Extracted data entries:
---*---

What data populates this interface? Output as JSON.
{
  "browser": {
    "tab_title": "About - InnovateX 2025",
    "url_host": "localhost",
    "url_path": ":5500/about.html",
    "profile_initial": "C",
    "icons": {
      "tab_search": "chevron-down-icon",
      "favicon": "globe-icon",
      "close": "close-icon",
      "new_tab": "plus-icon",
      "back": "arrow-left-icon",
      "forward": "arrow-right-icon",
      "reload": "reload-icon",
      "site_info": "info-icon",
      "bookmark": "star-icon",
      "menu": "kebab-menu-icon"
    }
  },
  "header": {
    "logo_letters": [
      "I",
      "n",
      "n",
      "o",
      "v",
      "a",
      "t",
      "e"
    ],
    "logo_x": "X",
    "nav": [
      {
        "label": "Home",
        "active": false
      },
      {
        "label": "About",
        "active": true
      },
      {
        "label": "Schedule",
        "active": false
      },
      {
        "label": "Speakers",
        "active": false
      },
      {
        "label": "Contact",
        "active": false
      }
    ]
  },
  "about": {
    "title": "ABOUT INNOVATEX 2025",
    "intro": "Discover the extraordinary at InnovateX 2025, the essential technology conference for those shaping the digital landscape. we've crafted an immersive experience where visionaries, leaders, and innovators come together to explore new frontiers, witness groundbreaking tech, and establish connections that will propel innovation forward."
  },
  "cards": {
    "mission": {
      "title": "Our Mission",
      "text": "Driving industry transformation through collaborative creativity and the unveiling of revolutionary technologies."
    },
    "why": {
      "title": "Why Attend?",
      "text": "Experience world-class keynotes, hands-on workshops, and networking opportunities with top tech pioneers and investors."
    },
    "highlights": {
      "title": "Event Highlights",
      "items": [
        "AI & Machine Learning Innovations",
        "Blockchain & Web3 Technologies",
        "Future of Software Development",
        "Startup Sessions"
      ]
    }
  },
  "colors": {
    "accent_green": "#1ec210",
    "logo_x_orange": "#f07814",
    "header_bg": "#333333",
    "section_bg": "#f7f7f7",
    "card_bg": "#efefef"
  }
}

---*---

» **Task description**:
Repeat every line of the data, exactly and in full.

» **Solution**:
What data populates this interface? Output as JSON.
{
  "browser": {
    "tab_title": "About - InnovateX 2025",
    "url_host": "localhost",
    "url_path": ":5500/about.html",
    "profile_initial": "C",
    "icons": {
      "tab_search": "chevron-down-icon",
      "favicon": "globe-icon",
      "close": "close-icon",
      "new_tab": "plus-icon",
      "back": "arrow-left-icon",
      "forward": "arrow-right-icon",
      "reload": "reload-icon",
      "site_info": "info-icon",
      "bookmark": "star-icon",
      "menu": "kebab-menu-icon"
    }
  },
  "header": {
    "logo_letters": [
      "I",
      "n",
      "n",
      "o",
      "v",
      "a",
      "t",
      "e"
    ],
    "logo_x": "X",
    "nav": [
      {
        "label": "Home",
        "active": false
      },
      {
        "label": "About",
        "active": true
      },
      {
        "label": "Schedule",
        "active": false
      },
      {
        "label": "Speakers",
        "active": false
      },
      {
        "label": "Contact",
        "active": false
      }
    ]
  },
  "about": {
    "title": "ABOUT INNOVATEX 2025",
    "intro": "Discover the extraordinary at InnovateX 2025, the essential technology conference for those shaping the digital landscape. we've crafted an immersive experience where visionaries, leaders, and innovators come together to explore new frontiers, witness groundbreaking tech, and establish connections that will propel innovation forward."
  },
  "cards": {
    "mission": {
      "title": "Our Mission",
      "text": "Driving industry transformation through collaborative creativity and the unveiling of revolutionary technologies."
    },
    "why": {
      "title": "Why Attend?",
      "text": "Experience world-class keynotes, hands-on workshops, and networking opportunities with top tech pioneers and investors."
    },
    "highlights": {
      "title": "Event Highlights",
      "items": [
        "AI & Machine Learning Innovations",
        "Blockchain & Web3 Technologies",
        "Future of Software Development",
        "Startup Sessions"
      ]
    }
  },
  "colors": {
    "accent_green": "#1ec210",
    "logo_x_orange": "#f07814",
    "header_bg": "#333333",
    "section_bg": "#f7f7f7",
    "card_bg": "#efefef"
  }
}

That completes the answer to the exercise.